* [WORK REQUIRED]
Lines holding the string "plus" are the ones to copy; find them all in the data.

* [RECORDS FOR THE EXERCISE]
┄┄┄┄┄┄┄┄┄┄┄┄┄┄┄┄┄┄┄┄
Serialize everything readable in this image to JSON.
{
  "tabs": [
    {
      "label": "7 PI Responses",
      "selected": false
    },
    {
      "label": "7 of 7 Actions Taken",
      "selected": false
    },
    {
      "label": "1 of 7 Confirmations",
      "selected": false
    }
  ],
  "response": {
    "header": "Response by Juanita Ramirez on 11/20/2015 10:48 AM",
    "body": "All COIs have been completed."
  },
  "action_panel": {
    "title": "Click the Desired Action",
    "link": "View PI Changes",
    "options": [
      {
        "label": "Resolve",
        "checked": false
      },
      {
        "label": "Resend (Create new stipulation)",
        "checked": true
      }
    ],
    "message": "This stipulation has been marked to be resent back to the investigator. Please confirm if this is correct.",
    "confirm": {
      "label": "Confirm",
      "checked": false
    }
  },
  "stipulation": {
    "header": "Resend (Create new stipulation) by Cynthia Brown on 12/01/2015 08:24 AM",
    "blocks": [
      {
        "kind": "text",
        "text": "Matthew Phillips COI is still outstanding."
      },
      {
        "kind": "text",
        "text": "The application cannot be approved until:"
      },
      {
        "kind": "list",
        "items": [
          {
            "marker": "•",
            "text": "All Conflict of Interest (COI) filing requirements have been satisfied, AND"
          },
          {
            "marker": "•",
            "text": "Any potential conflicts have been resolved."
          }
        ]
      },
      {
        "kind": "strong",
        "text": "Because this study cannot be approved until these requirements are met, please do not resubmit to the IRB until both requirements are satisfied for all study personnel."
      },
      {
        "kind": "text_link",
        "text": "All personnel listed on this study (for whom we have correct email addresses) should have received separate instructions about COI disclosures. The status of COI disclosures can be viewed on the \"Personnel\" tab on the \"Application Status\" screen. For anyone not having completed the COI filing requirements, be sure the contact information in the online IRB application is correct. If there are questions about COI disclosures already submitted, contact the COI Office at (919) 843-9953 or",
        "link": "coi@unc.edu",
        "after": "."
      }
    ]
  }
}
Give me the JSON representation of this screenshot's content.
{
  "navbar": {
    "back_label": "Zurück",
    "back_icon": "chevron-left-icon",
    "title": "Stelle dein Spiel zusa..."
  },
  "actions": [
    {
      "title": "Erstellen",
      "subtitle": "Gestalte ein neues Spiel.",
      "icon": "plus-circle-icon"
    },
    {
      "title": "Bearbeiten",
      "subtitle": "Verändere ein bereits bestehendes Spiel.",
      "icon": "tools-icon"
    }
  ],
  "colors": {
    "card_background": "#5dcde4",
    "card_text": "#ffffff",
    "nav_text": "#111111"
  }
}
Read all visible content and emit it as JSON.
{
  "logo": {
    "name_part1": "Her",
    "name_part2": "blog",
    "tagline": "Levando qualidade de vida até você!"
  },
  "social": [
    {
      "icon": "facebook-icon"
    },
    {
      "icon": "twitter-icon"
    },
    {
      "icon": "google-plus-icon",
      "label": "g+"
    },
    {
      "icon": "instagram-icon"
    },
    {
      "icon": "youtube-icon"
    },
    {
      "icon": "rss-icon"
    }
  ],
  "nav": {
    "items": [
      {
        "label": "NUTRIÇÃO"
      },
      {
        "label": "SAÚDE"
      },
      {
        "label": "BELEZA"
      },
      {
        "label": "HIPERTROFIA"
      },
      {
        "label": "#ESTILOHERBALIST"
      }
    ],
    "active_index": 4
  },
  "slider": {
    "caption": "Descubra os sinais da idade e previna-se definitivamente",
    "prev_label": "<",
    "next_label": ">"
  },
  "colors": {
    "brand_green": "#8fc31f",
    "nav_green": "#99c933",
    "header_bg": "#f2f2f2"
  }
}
┄┄┄┄┄┄┄┄┄┄┄┄┄┄┄┄┄┄┄┄
* [EXPECTED OUTPUT]
      "icon": "plus-circle-icon"
      "icon": "google-plus-icon",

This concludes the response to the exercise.